§ Exercise details
Look for the word "chart" in the entries below, then copy every line that has it.
[Begin]
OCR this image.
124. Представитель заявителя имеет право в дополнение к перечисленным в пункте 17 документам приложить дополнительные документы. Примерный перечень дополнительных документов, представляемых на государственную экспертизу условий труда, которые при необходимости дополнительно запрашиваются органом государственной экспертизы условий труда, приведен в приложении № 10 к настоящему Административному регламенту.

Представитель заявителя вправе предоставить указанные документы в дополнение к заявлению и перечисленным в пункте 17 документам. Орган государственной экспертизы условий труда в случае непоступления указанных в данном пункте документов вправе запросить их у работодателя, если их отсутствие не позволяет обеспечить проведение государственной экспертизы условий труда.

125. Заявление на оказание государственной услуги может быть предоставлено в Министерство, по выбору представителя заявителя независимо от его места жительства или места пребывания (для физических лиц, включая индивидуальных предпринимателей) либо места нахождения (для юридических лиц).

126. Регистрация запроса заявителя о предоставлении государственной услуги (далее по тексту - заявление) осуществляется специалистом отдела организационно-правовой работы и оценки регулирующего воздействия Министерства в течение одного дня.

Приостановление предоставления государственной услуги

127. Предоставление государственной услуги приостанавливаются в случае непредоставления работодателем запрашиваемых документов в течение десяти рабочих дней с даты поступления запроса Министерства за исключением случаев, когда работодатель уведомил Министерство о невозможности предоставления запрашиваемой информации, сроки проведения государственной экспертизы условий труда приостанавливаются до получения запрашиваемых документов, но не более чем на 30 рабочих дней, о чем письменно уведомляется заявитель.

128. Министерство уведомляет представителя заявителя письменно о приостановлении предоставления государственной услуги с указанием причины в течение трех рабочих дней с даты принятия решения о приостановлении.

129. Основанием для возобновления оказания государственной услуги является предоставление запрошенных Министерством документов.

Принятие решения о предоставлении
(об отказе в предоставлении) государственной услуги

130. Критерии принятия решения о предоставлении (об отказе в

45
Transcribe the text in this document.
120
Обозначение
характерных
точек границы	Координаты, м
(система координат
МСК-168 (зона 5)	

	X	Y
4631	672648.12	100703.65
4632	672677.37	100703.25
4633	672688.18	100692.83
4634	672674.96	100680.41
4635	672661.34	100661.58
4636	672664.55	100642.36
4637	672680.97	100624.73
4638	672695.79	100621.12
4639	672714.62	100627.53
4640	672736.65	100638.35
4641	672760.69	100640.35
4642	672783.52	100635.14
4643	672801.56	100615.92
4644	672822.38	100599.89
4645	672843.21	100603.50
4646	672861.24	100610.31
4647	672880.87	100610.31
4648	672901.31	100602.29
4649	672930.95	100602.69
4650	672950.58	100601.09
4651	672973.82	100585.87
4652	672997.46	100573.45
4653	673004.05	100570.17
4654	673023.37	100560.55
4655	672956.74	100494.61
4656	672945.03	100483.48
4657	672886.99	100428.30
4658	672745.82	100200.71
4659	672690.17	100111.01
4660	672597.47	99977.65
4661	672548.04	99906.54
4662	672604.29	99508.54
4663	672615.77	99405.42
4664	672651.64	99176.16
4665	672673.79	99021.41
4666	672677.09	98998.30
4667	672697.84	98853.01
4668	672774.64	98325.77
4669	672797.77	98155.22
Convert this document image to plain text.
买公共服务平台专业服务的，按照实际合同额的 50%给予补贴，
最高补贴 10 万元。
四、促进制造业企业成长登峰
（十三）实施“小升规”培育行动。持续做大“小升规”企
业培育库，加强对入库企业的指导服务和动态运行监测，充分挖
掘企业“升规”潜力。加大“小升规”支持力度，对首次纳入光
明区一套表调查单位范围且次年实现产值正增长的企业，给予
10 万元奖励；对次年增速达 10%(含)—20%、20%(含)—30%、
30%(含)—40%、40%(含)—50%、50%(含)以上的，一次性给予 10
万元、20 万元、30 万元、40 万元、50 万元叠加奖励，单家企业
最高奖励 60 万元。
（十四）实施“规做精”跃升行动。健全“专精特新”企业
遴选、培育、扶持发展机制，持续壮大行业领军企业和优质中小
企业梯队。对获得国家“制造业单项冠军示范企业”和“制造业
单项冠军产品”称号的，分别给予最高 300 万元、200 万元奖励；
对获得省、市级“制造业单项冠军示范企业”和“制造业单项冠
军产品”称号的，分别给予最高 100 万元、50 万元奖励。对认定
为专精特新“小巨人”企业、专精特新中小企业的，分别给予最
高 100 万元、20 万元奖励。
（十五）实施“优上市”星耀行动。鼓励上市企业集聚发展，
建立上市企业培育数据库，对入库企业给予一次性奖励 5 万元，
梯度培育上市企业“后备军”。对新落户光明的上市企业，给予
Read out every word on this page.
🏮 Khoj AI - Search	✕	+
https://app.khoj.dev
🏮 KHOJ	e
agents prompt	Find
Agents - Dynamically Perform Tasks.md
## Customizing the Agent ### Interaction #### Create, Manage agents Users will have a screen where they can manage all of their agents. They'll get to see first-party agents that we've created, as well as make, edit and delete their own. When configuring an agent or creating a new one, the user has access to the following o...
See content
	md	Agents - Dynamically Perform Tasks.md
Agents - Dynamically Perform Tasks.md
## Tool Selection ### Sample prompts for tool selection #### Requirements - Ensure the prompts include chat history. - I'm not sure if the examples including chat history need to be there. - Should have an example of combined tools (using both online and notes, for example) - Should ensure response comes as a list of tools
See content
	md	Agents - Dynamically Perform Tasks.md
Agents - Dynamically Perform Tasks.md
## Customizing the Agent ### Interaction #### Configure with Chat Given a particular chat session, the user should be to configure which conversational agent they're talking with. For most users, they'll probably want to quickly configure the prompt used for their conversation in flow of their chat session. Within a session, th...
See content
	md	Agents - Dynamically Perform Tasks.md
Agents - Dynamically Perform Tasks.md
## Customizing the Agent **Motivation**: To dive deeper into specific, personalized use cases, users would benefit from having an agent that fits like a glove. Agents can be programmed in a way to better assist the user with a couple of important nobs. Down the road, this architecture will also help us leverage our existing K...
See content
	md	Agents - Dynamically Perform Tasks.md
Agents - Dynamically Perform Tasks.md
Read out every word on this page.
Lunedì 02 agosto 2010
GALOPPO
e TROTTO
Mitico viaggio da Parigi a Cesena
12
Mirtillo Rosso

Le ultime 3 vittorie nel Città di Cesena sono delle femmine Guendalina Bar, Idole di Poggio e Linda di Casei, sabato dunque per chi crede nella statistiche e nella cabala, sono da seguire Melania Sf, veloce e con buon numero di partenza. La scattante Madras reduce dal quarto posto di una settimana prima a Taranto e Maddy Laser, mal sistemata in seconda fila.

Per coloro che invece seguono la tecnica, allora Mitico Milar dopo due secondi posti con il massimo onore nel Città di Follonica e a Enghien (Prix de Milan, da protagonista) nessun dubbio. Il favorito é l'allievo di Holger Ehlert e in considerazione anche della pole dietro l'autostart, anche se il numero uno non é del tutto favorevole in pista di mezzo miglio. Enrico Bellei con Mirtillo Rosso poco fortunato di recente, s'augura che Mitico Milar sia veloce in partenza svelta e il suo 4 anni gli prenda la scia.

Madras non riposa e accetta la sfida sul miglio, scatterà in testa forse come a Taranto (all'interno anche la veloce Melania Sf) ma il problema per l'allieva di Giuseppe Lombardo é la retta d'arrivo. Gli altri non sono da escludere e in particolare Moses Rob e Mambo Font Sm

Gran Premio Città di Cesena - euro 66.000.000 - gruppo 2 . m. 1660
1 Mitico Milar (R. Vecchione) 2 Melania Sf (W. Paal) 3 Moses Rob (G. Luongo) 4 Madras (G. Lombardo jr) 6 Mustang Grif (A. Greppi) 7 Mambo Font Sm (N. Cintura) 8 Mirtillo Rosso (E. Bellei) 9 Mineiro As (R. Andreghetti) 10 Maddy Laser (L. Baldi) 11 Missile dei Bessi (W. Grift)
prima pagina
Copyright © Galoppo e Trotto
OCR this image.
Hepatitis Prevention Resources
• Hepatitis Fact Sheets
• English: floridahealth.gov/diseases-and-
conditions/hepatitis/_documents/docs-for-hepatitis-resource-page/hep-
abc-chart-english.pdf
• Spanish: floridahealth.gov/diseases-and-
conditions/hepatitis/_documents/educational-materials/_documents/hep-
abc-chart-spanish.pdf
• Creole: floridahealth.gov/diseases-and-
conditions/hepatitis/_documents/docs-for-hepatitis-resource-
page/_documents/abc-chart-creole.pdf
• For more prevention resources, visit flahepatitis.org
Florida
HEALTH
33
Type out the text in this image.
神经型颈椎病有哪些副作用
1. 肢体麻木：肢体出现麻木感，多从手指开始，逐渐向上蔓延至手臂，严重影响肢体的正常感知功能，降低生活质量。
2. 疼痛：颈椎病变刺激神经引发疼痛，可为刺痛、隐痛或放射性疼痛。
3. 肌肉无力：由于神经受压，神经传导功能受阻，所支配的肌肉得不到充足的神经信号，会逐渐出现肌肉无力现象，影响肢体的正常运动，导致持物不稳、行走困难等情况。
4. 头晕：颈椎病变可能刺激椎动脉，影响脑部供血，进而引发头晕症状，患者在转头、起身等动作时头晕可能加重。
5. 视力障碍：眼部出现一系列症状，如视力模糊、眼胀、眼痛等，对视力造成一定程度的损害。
[End]
§ Exercise answer
abc-chart-english.pdf
abc-chart-spanish.pdf
page/_documents/abc-chart-creole.pdf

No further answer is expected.